> [Task description]:
From the listing below, copy every line with the word "structured".

---

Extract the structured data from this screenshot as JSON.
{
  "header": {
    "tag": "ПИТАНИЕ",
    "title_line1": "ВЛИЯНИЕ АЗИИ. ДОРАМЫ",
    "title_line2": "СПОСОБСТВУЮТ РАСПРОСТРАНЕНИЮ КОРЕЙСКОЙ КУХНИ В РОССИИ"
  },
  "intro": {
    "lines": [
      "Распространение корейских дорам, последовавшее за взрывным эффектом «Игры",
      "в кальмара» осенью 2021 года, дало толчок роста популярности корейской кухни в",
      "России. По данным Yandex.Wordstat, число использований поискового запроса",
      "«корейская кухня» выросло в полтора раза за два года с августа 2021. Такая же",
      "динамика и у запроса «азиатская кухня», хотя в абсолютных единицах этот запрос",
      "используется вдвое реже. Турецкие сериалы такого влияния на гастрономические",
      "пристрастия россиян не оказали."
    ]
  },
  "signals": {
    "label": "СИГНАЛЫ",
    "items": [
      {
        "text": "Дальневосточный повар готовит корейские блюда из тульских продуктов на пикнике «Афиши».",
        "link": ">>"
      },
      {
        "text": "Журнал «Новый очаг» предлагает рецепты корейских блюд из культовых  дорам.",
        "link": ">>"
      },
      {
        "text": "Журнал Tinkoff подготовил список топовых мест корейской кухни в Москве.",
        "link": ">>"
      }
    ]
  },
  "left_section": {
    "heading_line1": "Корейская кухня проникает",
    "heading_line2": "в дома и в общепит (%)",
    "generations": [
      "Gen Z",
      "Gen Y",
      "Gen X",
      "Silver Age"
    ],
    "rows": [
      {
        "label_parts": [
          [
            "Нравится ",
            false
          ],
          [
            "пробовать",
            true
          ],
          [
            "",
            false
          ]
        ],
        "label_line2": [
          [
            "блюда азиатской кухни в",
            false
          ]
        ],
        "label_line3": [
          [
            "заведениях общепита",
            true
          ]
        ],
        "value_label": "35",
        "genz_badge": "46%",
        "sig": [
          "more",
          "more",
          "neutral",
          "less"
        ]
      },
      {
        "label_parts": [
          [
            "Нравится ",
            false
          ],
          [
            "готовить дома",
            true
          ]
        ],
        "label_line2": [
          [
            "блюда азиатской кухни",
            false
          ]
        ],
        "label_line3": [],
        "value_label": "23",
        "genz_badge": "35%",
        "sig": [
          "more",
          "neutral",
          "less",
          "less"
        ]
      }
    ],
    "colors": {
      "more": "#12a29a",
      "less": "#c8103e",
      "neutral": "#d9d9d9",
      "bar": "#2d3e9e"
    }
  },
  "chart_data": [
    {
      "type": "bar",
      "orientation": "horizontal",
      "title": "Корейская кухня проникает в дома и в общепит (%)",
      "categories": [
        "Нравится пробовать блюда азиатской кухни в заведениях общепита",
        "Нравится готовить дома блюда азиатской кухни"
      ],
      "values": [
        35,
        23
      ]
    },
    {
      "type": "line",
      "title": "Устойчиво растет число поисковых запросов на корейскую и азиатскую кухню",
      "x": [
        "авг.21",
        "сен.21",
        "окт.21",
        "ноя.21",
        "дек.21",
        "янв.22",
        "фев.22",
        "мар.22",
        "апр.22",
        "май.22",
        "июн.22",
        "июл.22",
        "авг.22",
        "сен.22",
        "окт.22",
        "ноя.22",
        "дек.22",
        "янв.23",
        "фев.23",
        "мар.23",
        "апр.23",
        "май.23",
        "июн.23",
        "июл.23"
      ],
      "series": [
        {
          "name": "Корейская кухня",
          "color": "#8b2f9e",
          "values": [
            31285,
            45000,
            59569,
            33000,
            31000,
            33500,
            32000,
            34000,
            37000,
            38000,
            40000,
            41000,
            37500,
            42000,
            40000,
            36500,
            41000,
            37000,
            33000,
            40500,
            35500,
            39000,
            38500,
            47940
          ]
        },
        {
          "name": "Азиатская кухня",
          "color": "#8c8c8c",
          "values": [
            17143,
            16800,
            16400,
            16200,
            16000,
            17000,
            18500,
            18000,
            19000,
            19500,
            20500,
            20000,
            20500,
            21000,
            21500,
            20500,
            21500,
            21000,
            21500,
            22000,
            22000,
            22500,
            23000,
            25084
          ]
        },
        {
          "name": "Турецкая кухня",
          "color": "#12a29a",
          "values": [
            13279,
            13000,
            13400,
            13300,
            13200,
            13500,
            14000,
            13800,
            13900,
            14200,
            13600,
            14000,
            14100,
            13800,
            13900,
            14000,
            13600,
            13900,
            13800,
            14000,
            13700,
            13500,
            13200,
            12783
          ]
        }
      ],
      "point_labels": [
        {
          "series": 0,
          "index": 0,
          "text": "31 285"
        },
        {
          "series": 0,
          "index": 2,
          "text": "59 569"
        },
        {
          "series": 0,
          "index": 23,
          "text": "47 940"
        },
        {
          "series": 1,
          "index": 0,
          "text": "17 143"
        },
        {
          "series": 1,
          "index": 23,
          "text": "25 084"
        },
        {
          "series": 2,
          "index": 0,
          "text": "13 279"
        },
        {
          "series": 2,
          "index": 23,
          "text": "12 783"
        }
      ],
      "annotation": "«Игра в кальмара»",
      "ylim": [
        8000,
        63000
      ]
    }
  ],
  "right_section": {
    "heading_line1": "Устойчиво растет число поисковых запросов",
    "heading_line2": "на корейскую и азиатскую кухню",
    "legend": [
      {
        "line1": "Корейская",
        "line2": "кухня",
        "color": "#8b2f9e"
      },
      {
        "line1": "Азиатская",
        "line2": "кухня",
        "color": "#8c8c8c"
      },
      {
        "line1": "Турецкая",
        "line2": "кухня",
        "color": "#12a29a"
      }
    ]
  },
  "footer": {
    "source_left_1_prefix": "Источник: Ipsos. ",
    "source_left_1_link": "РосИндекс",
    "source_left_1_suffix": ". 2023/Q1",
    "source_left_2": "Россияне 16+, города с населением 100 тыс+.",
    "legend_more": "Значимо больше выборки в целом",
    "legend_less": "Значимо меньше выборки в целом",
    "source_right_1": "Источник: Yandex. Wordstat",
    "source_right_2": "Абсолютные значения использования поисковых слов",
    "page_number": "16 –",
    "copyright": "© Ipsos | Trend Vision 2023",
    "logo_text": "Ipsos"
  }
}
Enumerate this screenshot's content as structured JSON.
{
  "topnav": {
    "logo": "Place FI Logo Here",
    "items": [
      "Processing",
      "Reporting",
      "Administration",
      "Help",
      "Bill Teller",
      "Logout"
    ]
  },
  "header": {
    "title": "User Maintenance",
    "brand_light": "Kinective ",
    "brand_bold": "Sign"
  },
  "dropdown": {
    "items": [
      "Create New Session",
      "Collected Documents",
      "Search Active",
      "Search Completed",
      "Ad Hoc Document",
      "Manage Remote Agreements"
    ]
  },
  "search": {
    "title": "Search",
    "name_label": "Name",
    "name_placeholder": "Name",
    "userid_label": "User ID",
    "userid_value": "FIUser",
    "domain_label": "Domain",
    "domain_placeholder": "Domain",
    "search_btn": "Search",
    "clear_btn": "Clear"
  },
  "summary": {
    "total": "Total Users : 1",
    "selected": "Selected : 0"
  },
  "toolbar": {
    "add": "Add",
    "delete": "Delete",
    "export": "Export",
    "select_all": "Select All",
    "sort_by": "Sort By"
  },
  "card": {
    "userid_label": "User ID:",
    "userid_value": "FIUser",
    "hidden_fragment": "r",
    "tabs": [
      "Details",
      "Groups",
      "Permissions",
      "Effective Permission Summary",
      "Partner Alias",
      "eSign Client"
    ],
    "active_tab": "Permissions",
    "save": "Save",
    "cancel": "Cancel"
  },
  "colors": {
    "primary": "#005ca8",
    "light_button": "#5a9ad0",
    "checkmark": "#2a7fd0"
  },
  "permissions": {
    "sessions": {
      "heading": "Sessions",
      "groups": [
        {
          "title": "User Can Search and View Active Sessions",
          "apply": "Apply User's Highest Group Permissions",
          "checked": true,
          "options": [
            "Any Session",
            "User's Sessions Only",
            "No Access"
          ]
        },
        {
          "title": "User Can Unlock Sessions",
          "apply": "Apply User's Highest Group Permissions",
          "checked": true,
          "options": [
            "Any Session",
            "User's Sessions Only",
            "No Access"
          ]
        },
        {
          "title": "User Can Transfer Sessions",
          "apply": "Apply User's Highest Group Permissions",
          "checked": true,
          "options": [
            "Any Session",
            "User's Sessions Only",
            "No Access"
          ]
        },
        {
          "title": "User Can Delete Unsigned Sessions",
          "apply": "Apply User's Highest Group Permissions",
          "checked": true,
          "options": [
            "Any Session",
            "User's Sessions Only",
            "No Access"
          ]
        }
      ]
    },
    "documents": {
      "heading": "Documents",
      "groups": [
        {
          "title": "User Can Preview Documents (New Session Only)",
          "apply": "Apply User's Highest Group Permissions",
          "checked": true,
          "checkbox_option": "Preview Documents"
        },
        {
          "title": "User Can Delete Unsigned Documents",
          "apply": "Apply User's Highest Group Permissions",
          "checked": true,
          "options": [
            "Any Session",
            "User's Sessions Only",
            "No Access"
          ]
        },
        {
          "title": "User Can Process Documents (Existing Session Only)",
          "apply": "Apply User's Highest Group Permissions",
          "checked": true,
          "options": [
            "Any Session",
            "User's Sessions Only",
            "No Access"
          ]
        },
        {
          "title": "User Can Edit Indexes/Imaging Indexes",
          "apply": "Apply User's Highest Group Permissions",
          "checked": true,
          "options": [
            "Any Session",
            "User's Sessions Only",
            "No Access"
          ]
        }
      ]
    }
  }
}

---

> [Output of the exercise]:
Extract the structured data from this screenshot as JSON.
Enumerate this screenshot's content as structured JSON.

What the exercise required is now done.